Short task
Write the data out again in full, with no departure from the original.

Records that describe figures
■ ■ ■ ■

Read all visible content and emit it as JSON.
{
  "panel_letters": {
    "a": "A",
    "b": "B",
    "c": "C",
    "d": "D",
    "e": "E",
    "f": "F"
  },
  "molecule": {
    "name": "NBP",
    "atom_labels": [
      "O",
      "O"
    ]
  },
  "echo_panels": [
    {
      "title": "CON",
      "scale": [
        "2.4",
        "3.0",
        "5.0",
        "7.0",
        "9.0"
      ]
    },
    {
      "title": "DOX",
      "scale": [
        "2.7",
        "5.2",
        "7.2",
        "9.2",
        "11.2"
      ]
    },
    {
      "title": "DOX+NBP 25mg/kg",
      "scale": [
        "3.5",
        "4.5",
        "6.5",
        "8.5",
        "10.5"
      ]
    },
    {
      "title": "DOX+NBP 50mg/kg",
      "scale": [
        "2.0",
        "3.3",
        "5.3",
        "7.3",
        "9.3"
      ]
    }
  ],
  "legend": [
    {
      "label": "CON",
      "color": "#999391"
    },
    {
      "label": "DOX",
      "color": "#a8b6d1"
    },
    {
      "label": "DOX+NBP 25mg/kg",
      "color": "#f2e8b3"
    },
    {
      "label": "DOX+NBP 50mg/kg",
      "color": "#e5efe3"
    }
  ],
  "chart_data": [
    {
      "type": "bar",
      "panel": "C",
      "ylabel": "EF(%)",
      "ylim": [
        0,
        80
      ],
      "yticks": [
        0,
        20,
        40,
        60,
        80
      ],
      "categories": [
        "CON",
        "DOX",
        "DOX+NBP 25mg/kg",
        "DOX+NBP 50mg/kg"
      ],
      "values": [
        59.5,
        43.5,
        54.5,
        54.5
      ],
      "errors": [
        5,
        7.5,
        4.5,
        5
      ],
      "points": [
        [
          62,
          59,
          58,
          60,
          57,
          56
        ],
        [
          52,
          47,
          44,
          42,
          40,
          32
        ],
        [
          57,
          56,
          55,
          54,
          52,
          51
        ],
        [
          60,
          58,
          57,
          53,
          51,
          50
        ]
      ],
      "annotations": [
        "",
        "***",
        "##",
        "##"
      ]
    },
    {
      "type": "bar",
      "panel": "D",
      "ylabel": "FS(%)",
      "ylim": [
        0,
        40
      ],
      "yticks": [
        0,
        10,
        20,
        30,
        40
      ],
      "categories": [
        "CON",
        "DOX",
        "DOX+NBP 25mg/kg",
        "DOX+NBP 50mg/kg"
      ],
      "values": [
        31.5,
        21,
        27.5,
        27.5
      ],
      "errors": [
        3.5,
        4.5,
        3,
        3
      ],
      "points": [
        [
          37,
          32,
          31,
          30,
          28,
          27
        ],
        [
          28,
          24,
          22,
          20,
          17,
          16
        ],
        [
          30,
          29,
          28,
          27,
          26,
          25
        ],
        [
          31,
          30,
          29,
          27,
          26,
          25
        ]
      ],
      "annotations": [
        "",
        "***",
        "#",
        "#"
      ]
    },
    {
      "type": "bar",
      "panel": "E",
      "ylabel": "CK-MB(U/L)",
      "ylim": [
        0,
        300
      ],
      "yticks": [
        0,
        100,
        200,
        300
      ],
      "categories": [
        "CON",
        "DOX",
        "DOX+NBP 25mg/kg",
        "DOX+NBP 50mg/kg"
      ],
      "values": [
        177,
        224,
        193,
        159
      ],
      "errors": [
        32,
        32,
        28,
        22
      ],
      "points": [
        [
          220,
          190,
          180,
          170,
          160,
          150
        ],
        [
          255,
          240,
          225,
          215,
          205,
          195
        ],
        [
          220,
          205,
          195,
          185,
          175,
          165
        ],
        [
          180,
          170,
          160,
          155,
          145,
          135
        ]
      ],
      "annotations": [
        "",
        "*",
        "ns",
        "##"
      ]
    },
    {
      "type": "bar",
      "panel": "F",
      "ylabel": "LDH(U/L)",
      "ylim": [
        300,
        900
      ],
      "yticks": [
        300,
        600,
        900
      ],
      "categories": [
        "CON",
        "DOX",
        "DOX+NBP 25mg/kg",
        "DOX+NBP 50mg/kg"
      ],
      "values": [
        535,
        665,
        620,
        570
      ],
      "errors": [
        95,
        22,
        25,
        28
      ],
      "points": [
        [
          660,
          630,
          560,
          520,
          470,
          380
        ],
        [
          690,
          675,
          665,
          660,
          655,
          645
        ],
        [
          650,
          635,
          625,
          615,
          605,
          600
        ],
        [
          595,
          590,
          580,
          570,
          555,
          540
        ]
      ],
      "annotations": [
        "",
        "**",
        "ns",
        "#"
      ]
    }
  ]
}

■ ■ ■ ■

Expected output
Read all visible content and emit it as JSON.
{
  "panel_letters": {
    "a": "A",
    "b": "B",
    "c": "C",
    "d": "D",
    "e": "E",
    "f": "F"
  },
  "molecule": {
    "name": "NBP",
    "atom_labels": [
      "O",
      "O"
    ]
  },
  "echo_panels": [
    {
      "title": "CON",
      "scale": [
        "2.4",
        "3.0",
        "5.0",
        "7.0",
        "9.0"
      ]
    },
    {
      "title": "DOX",
      "scale": [
        "2.7",
        "5.2",
        "7.2",
        "9.2",
        "11.2"
      ]
    },
    {
      "title": "DOX+NBP 25mg/kg",
      "scale": [
        "3.5",
        "4.5",
        "6.5",
        "8.5",
        "10.5"
      ]
    },
    {
      "title": "DOX+NBP 50mg/kg",
      "scale": [
        "2.0",
        "3.3",
        "5.3",
        "7.3",
        "9.3"
      ]
    }
  ],
  "legend": [
    {
      "label": "CON",
      "color": "#999391"
    },
    {
      "label": "DOX",
      "color": "#a8b6d1"
    },
    {
      "label": "DOX+NBP 25mg/kg",
      "color": "#f2e8b3"
    },
    {
      "label": "DOX+NBP 50mg/kg",
      "color": "#e5efe3"
    }
  ],
  "chart_data": [
    {
      "type": "bar",
      "panel": "C",
      "ylabel": "EF(%)",
      "ylim": [
        0,
        80
      ],
      "yticks": [
        0,
        20,
        40,
        60,
        80
      ],
      "categories": [
        "CON",
        "DOX",
        "DOX+NBP 25mg/kg",
        "DOX+NBP 50mg/kg"
      ],
      "values": [
        59.5,
        43.5,
        54.5,
        54.5
      ],
      "errors": [
        5,
        7.5,
        4.5,
        5
      ],
      "points": [
        [
          62,
          59,
          58,
          60,
          57,
          56
        ],
        [
          52,
          47,
          44,
          42,
          40,
          32
        ],
        [
          57,
          56,
          55,
          54,
          52,
          51
        ],
        [
          60,
          58,
          57,
          53,
          51,
          50
        ]
      ],
      "annotations": [
        "",
        "***",
        "##",
        "##"
      ]
    },
    {
      "type": "bar",
      "panel": "D",
      "ylabel": "FS(%)",
      "ylim": [
        0,
        40
      ],
      "yticks": [
        0,
        10,
        20,
        30,
        40
      ],
      "categories": [
        "CON",
        "DOX",
        "DOX+NBP 25mg/kg",
        "DOX+NBP 50mg/kg"
      ],
      "values": [
        31.5,
        21,
        27.5,
        27.5
      ],
      "errors": [
        3.5,
        4.5,
        3,
        3
      ],
      "points": [
        [
          37,
          32,
          31,
          30,
          28,
          27
        ],
        [
          28,
          24,
          22,
          20,
          17,
          16
        ],
        [
          30,
          29,
          28,
          27,
          26,
          25
        ],
        [
          31,
          30,
          29,
          27,
          26,
          25
        ]
      ],
      "annotations": [
        "",
        "***",
        "#",
        "#"
      ]
    },
    {
      "type": "bar",
      "panel": "E",
      "ylabel": "CK-MB(U/L)",
      "ylim": [
        0,
        300
      ],
      "yticks": [
        0,
        100,
        200,
        300
      ],
      "categories": [
        "CON",
        "DOX",
        "DOX+NBP 25mg/kg",
        "DOX+NBP 50mg/kg"
      ],
      "values": [
        177,
        224,
        193,
        159
      ],
      "errors": [
        32,
        32,
        28,
        22
      ],
      "points": [
        [
          220,
          190,
          180,
          170,
          160,
          150
        ],
        [
          255,
          240,
          225,
          215,
          205,
          195
        ],
        [
          220,
          205,
          195,
          185,
          175,
          165
        ],
        [
          180,
          170,
          160,
          155,
          145,
          135
        ]
      ],
      "annotations": [
        "",
        "*",
        "ns",
        "##"
      ]
    },
    {
      "type": "bar",
      "panel": "F",
      "ylabel": "LDH(U/L)",
      "ylim": [
        300,
        900
      ],
      "yticks": [
        300,
        600,
        900
      ],
      "categories": [
        "CON",
        "DOX",
        "DOX+NBP 25mg/kg",
        "DOX+NBP 50mg/kg"
      ],
      "values": [
        535,
        665,
        620,
        570
      ],
      "errors": [
        95,
        22,
        25,
        28
      ],
      "points": [
        [
          660,
          630,
          560,
          520,
          470,
          380
        ],
        [
          690,
          675,
          665,
          660,
          655,
          645
        ],
        [
          650,
          635,
          625,
          615,
          605,
          600
        ],
        [
          595,
          590,
          580,
          570,
          555,
          540
        ]
      ],
      "annotations": [
        "",
        "**",
        "ns",
        "#"
      ]
    }
  ]
}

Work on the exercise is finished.